>> BEGIN Supplied records

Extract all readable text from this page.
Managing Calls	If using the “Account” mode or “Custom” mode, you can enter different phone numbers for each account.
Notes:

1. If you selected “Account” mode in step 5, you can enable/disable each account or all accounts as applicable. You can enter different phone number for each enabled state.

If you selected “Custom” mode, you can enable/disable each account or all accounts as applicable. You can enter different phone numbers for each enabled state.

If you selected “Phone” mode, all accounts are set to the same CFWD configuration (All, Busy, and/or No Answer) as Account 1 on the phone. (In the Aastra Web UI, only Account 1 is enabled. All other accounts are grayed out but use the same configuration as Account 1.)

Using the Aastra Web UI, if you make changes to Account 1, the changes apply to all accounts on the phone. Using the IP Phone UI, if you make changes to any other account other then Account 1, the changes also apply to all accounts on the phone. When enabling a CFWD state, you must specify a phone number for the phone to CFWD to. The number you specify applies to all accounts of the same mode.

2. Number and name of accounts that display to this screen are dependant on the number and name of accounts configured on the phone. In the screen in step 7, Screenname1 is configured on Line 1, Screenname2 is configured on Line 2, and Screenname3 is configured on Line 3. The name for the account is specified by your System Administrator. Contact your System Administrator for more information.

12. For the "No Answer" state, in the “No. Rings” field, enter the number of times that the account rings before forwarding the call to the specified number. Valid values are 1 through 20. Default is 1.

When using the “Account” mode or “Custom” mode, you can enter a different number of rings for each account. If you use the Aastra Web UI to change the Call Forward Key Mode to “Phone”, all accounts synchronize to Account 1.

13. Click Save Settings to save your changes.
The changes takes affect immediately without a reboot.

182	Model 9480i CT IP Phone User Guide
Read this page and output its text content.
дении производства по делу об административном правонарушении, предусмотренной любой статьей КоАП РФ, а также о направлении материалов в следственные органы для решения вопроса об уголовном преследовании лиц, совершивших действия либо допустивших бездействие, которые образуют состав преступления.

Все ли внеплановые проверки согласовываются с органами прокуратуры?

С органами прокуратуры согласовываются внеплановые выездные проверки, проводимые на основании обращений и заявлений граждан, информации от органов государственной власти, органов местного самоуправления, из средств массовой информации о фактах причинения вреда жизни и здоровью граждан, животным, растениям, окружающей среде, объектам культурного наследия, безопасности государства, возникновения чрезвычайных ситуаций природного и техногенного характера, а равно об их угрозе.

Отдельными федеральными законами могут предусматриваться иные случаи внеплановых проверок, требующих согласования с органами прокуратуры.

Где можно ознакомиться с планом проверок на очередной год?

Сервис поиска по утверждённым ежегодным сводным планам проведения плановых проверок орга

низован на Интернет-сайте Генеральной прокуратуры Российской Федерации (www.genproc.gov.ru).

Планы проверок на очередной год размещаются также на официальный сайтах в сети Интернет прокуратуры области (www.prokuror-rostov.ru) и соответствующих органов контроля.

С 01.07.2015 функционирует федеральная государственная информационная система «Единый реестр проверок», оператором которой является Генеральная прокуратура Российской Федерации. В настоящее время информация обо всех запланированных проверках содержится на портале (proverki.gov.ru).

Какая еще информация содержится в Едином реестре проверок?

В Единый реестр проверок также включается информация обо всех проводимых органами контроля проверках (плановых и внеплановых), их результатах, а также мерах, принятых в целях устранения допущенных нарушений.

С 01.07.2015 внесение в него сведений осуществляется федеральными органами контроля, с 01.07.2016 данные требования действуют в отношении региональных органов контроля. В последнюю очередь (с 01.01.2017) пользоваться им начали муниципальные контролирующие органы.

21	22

>> END Supplied records

> [Exercise brief]: Your task is to print all of the records exactly.

> [Final answer]:
Extract all readable text from this page.
Managing Calls	If using the “Account” mode or “Custom” mode, you can enter different phone numbers for each account.
Notes:

1. If you selected “Account” mode in step 5, you can enable/disable each account or all accounts as applicable. You can enter different phone number for each enabled state.

If you selected “Custom” mode, you can enable/disable each account or all accounts as applicable. You can enter different phone numbers for each enabled state.

If you selected “Phone” mode, all accounts are set to the same CFWD configuration (All, Busy, and/or No Answer) as Account 1 on the phone. (In the Aastra Web UI, only Account 1 is enabled. All other accounts are grayed out but use the same configuration as Account 1.)

Using the Aastra Web UI, if you make changes to Account 1, the changes apply to all accounts on the phone. Using the IP Phone UI, if you make changes to any other account other then Account 1, the changes also apply to all accounts on the phone. When enabling a CFWD state, you must specify a phone number for the phone to CFWD to. The number you specify applies to all accounts of the same mode.

2. Number and name of accounts that display to this screen are dependant on the number and name of accounts configured on the phone. In the screen in step 7, Screenname1 is configured on Line 1, Screenname2 is configured on Line 2, and Screenname3 is configured on Line 3. The name for the account is specified by your System Administrator. Contact your System Administrator for more information.

12. For the "No Answer" state, in the “No. Rings” field, enter the number of times that the account rings before forwarding the call to the specified number. Valid values are 1 through 20. Default is 1.

When using the “Account” mode or “Custom” mode, you can enter a different number of rings for each account. If you use the Aastra Web UI to change the Call Forward Key Mode to “Phone”, all accounts synchronize to Account 1.

13. Click Save Settings to save your changes.
The changes takes affect immediately without a reboot.

182	Model 9480i CT IP Phone User Guide
Read this page and output its text content.
дении производства по делу об административном правонарушении, предусмотренной любой статьей КоАП РФ, а также о направлении материалов в следственные органы для решения вопроса об уголовном преследовании лиц, совершивших действия либо допустивших бездействие, которые образуют состав преступления.

Все ли внеплановые проверки согласовываются с органами прокуратуры?

С органами прокуратуры согласовываются внеплановые выездные проверки, проводимые на основании обращений и заявлений граждан, информации от органов государственной власти, органов местного самоуправления, из средств массовой информации о фактах причинения вреда жизни и здоровью граждан, животным, растениям, окружающей среде, объектам культурного наследия, безопасности государства, возникновения чрезвычайных ситуаций природного и техногенного характера, а равно об их угрозе.

Отдельными федеральными законами могут предусматриваться иные случаи внеплановых проверок, требующих согласования с органами прокуратуры.

Где можно ознакомиться с планом проверок на очередной год?

Сервис поиска по утверждённым ежегодным сводным планам проведения плановых проверок орга

низован на Интернет-сайте Генеральной прокуратуры Российской Федерации (www.genproc.gov.ru).

Планы проверок на очередной год размещаются также на официальный сайтах в сети Интернет прокуратуры области (www.prokuror-rostov.ru) и соответствующих органов контроля.

С 01.07.2015 функционирует федеральная государственная информационная система «Единый реестр проверок», оператором которой является Генеральная прокуратура Российской Федерации. В настоящее время информация обо всех запланированных проверках содержится на портале (proverki.gov.ru).

Какая еще информация содержится в Едином реестре проверок?

В Единый реестр проверок также включается информация обо всех проводимых органами контроля проверках (плановых и внеплановых), их результатах, а также мерах, принятых в целях устранения допущенных нарушений.

С 01.07.2015 внесение в него сведений осуществляется федеральными органами контроля, с 01.07.2016 данные требования действуют в отношении региональных органов контроля. В последнюю очередь (с 01.01.2017) пользоваться им начали муниципальные контролирующие органы.

21	22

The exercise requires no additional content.